REQUIRED TASK
Write out the full set of records exactly. Any pictures in them do not belong in the copy.

TASK MATERIAL
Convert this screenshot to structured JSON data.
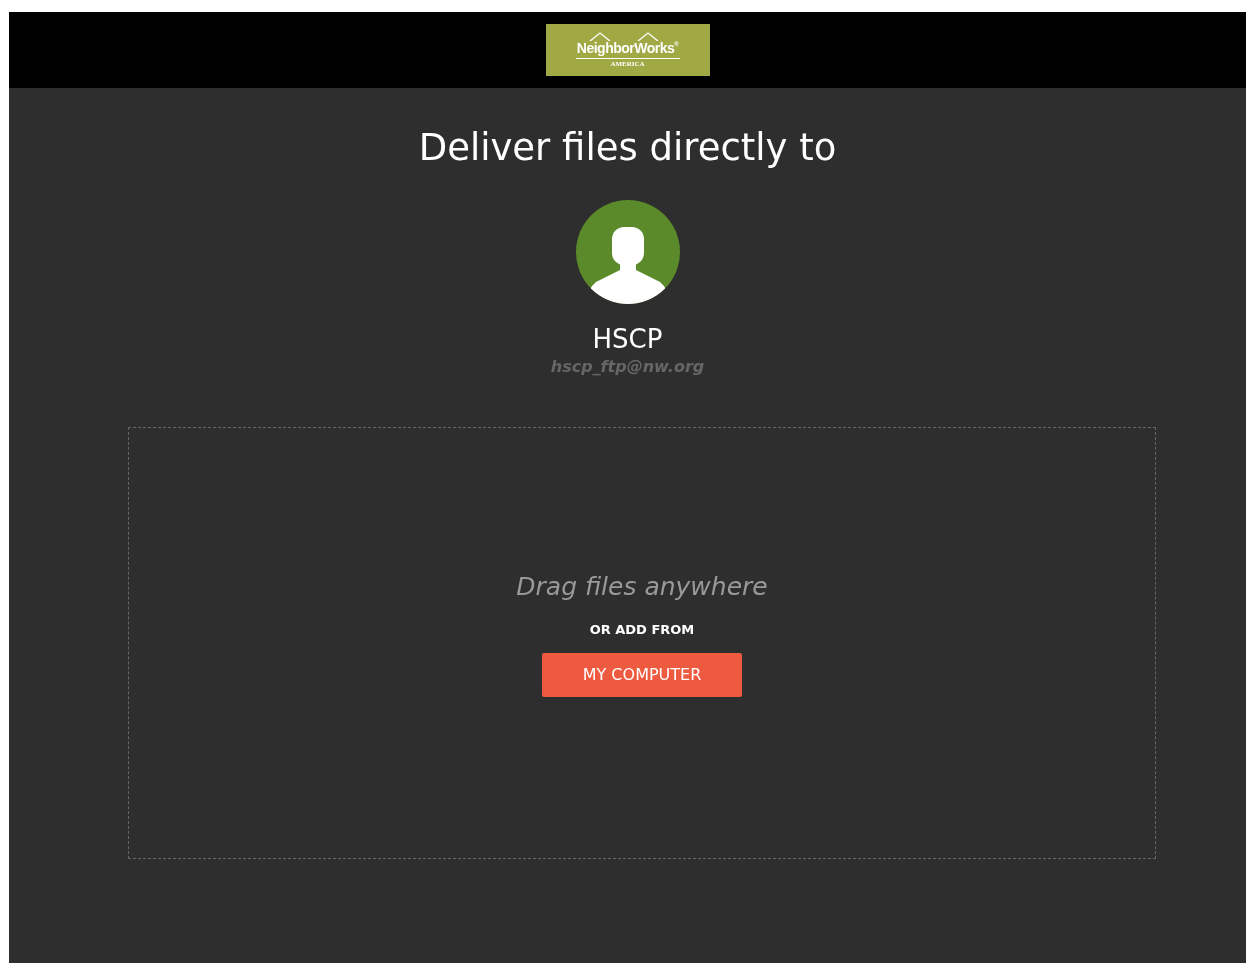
{
  "header": {
    "logo": {
      "name": "NeighborWorks",
      "mark": "®",
      "subtitle": "AMERICA"
    }
  },
  "heading": "Deliver files directly to",
  "recipient": {
    "name": "HSCP",
    "email": "hscp_ftp@nw.org"
  },
  "dropzone": {
    "hint": "Drag files anywhere",
    "or_label": "OR ADD FROM",
    "button": "MY COMPUTER"
  }
}
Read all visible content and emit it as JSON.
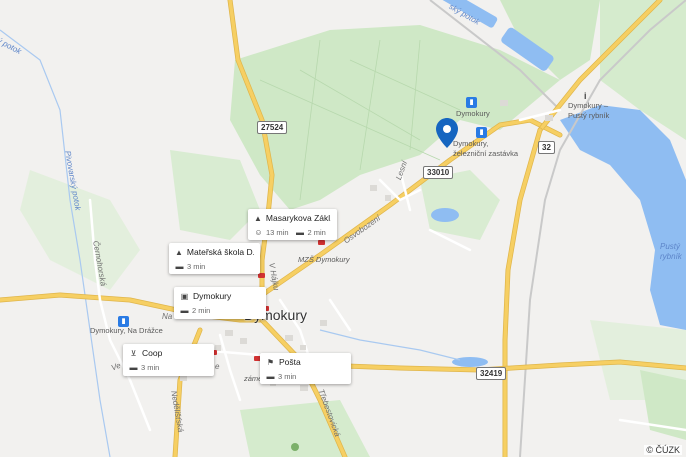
{
  "places": {
    "town": "Dymokury",
    "station": "Dymokury, železniční zastávka",
    "station_north": "Dymokury",
    "stop_west": "Dymokury, Na Drážce",
    "pond": "Dymokury – Pustý rybník",
    "pond_water": "Pustý rybník",
    "school_label": "MZŠ Dymokury",
    "zamek": "zámek"
  },
  "streets": {
    "potok_nw": "ý potok",
    "pivovarsky": "Pivovarský potok",
    "cernohorska": "Černohorská",
    "nedelistska": "Nedělišťská",
    "osvobozeni": "Osvobození",
    "lesni": "Lesní",
    "vrsku": "V Hájku",
    "potok_ne": "ský potok",
    "na": "Na",
    "ve": "Ve",
    "ulice_e": "e",
    "trebestovicka": "Třebestovická"
  },
  "road_numbers": {
    "r27524": "27524",
    "r33010": "33010",
    "r32": "32",
    "r32419": "32419"
  },
  "cards": [
    {
      "title": "Masarykova Zákl...",
      "title_icon": "school-icon",
      "sub1": "13 min",
      "sub1_icon": "walk-icon",
      "sub2": "2 min",
      "sub2_icon": "car-icon"
    },
    {
      "title": "Mateřská škola D...",
      "title_icon": "school-icon",
      "sub1": "3 min",
      "sub1_icon": "car-icon"
    },
    {
      "title": "Dymokury",
      "title_icon": "bus-icon",
      "sub1": "2 min",
      "sub1_icon": "car-icon"
    },
    {
      "title": "Coop",
      "title_icon": "cart-icon",
      "sub1": "3 min",
      "sub1_icon": "car-icon"
    },
    {
      "title": "Pošta",
      "title_icon": "post-icon",
      "sub1": "3 min",
      "sub1_icon": "car-icon"
    }
  ],
  "colors": {
    "land": "#f2f1ef",
    "forest": "#c8e6bf",
    "water": "#8fbdf2",
    "road_major": "#f6cf63",
    "road_minor": "#ffffff",
    "marker": "#1565c0",
    "poi_red": "#d23232"
  },
  "copyright": "© ČÚZK"
}
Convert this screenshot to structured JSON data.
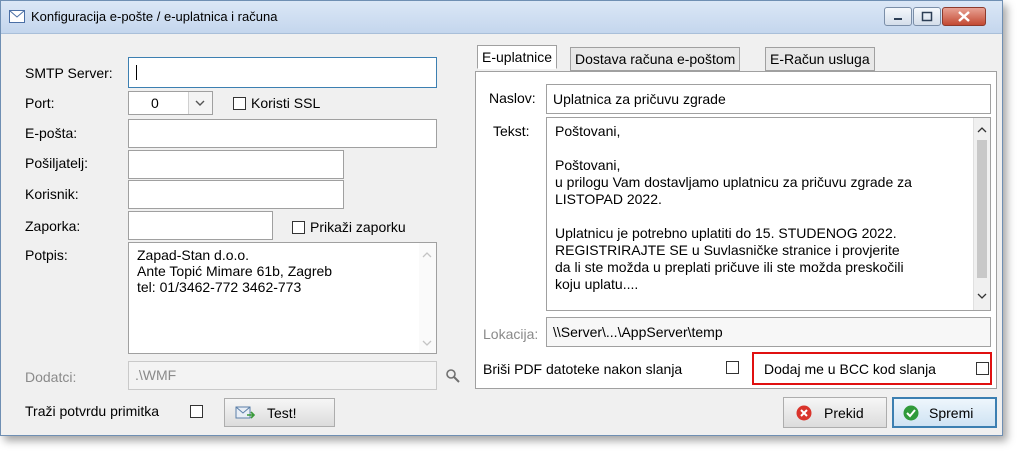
{
  "window": {
    "title": "Konfiguracija e-pošte / e-uplatnica i računa"
  },
  "form": {
    "smtp_label": "SMTP Server:",
    "smtp_value": "",
    "port_label": "Port:",
    "port_value": "0",
    "ssl_label": "Koristi SSL",
    "email_label": "E-pošta:",
    "email_value": "",
    "sender_label": "Pošiljatelj:",
    "sender_value": "",
    "user_label": "Korisnik:",
    "user_value": "",
    "password_label": "Zaporka:",
    "password_value": "",
    "show_password_label": "Prikaži zaporku",
    "signature_label": "Potpis:",
    "signature_lines": [
      "Zapad-Stan d.o.o.",
      "Ante Topić Mimare 61b, Zagreb",
      "tel: 01/3462-772 3462-773"
    ],
    "attachments_label": "Dodatci:",
    "attachments_value": ".\\WMF",
    "receipt_label": "Traži potvrdu primitka",
    "test_button": "Test!"
  },
  "tabs": [
    {
      "label": "E-uplatnice",
      "active": true
    },
    {
      "label": "Dostava računa e-poštom",
      "active": false
    },
    {
      "label": "E-Račun usluga",
      "active": false
    }
  ],
  "panel": {
    "subject_label": "Naslov:",
    "subject_value": "Uplatnica za pričuvu zgrade",
    "body_label": "Tekst:",
    "body_lines": [
      "Poštovani,",
      "",
      "Poštovani,",
      "u prilogu Vam dostavljamo uplatnicu za pričuvu zgrade za",
      "LISTOPAD 2022.",
      "",
      "Uplatnicu je potrebno uplatiti do 15. STUDENOG 2022.",
      "REGISTRIRAJTE SE u Suvlasničke stranice i provjerite",
      "da li ste možda u preplati pričuve ili ste možda preskočili",
      "koju uplatu...."
    ],
    "location_label": "Lokacija:",
    "location_value": "\\\\Server\\...\\AppServer\\temp",
    "delete_pdf_label": "Briši PDF datoteke nakon slanja",
    "bcc_label": "Dodaj me u BCC kod slanja"
  },
  "buttons": {
    "cancel": "Prekid",
    "save": "Spremi"
  },
  "colors": {
    "highlight": "#e01010",
    "save_border": "#3c7fb1"
  }
}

RESPONSE FOR THIS EXERCISE
Convert this screenshot to structured JSON data.
{
  "header": {
    "logo": {
      "name": "NeighborWorks",
      "mark": "®",
      "subtitle": "AMERICA"
    }
  },
  "heading": "Deliver files directly to",
  "recipient": {
    "name": "HSCP",
    "email": "hscp_ftp@nw.org"
  },
  "dropzone": {
    "hint": "Drag files anywhere",
    "or_label": "OR ADD FROM",
    "button": "MY COMPUTER"
  }
}
Read all visible content and emit it as JSON.
{
  "places": {
    "town": "Dymokury",
    "station": "Dymokury, železniční zastávka",
    "station_north": "Dymokury",
    "stop_west": "Dymokury, Na Drážce",
    "pond": "Dymokury – Pustý rybník",
    "pond_water": "Pustý rybník",
    "school_label": "MZŠ Dymokury",
    "zamek": "zámek"
  },
  "streets": {
    "potok_nw": "ý potok",
    "pivovarsky": "Pivovarský potok",
    "cernohorska": "Černohorská",
    "nedelistska": "Nedělišťská",
    "osvobozeni": "Osvobození",
    "lesni": "Lesní",
    "vrsku": "V Hájku",
    "potok_ne": "ský potok",
    "na": "Na",
    "ve": "Ve",
    "ulice_e": "e",
    "trebestovicka": "Třebestovická"
  },
  "road_numbers": {
    "r27524": "27524",
    "r33010": "33010",
    "r32": "32",
    "r32419": "32419"
  },
  "cards": [
    {
      "title": "Masarykova Zákl...",
      "title_icon": "school-icon",
      "sub1": "13 min",
      "sub1_icon": "walk-icon",
      "sub2": "2 min",
      "sub2_icon": "car-icon"
    },
    {
      "title": "Mateřská škola D...",
      "title_icon": "school-icon",
      "sub1": "3 min",
      "sub1_icon": "car-icon"
    },
    {
      "title": "Dymokury",
      "title_icon": "bus-icon",
      "sub1": "2 min",
      "sub1_icon": "car-icon"
    },
    {
      "title": "Coop",
      "title_icon": "cart-icon",
      "sub1": "3 min",
      "sub1_icon": "car-icon"
    },
    {
      "title": "Pošta",
      "title_icon": "post-icon",
      "sub1": "3 min",
      "sub1_icon": "car-icon"
    }
  ],
  "colors": {
    "land": "#f2f1ef",
    "forest": "#c8e6bf",
    "water": "#8fbdf2",
    "road_major": "#f6cf63",
    "road_minor": "#ffffff",
    "marker": "#1565c0",
    "poi_red": "#d23232"
  },
  "copyright": "© ČÚZK"
}
Convert this screenshot to structured JSON data.
{
  "window": {
    "title": "Konfiguracija e-pošte / e-uplatnica i računa"
  },
  "form": {
    "smtp_label": "SMTP Server:",
    "smtp_value": "",
    "port_label": "Port:",
    "port_value": "0",
    "ssl_label": "Koristi SSL",
    "email_label": "E-pošta:",
    "email_value": "",
    "sender_label": "Pošiljatelj:",
    "sender_value": "",
    "user_label": "Korisnik:",
    "user_value": "",
    "password_label": "Zaporka:",
    "password_value": "",
    "show_password_label": "Prikaži zaporku",
    "signature_label": "Potpis:",
    "signature_lines": [
      "Zapad-Stan d.o.o.",
      "Ante Topić Mimare 61b, Zagreb",
      "tel: 01/3462-772 3462-773"
    ],
    "attachments_label": "Dodatci:",
    "attachments_value": ".\\WMF",
    "receipt_label": "Traži potvrdu primitka",
    "test_button": "Test!"
  },
  "tabs": [
    {
      "label": "E-uplatnice",
      "active": true
    },
    {
      "label": "Dostava računa e-poštom",
      "active": false
    },
    {
      "label": "E-Račun usluga",
      "active": false
    }
  ],
  "panel": {
    "subject_label": "Naslov:",
    "subject_value": "Uplatnica za pričuvu zgrade",
    "body_label": "Tekst:",
    "body_lines": [
      "Poštovani,",
      "",
      "Poštovani,",
      "u prilogu Vam dostavljamo uplatnicu za pričuvu zgrade za",
      "LISTOPAD 2022.",
      "",
      "Uplatnicu je potrebno uplatiti do 15. STUDENOG 2022.",
      "REGISTRIRAJTE SE u Suvlasničke stranice i provjerite",
      "da li ste možda u preplati pričuve ili ste možda preskočili",
      "koju uplatu...."
    ],
    "location_label": "Lokacija:",
    "location_value": "\\\\Server\\...\\AppServer\\temp",
    "delete_pdf_label": "Briši PDF datoteke nakon slanja",
    "bcc_label": "Dodaj me u BCC kod slanja"
  },
  "buttons": {
    "cancel": "Prekid",
    "save": "Spremi"
  },
  "colors": {
    "highlight": "#e01010",
    "save_border": "#3c7fb1"
  }
}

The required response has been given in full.